▸ SHORT TASK
From the listing below, extract each line containing the string "Farmakoterapi".
+ + +
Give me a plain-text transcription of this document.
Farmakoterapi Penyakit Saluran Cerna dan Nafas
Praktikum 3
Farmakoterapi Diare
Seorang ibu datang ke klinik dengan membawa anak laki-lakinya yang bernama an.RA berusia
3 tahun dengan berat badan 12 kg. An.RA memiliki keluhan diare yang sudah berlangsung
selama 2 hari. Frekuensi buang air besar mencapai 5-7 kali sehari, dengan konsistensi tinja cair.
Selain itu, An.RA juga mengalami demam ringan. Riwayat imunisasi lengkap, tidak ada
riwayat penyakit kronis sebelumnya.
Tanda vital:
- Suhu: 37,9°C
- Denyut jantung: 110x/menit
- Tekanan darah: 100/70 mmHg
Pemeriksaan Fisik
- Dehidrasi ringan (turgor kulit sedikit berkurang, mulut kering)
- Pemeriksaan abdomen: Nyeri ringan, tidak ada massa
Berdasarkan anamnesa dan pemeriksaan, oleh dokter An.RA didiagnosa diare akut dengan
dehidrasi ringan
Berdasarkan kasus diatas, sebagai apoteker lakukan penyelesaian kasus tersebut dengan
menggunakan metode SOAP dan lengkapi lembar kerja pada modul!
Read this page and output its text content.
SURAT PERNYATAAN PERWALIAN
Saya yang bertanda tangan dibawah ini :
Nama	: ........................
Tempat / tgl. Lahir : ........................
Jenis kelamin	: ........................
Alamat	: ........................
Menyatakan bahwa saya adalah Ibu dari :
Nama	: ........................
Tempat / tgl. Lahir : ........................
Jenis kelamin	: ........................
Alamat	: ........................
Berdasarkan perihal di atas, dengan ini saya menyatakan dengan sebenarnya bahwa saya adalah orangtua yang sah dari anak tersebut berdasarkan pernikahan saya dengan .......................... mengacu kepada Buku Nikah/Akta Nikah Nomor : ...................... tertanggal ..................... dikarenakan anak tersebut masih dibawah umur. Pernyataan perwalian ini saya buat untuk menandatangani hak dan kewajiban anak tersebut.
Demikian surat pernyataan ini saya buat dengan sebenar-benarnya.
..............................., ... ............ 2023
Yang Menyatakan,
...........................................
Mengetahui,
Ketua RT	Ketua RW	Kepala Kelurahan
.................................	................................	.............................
+ + +
▸ EXERCISE RESPONSE
Farmakoterapi Penyakit Saluran Cerna dan Nafas
Farmakoterapi Diare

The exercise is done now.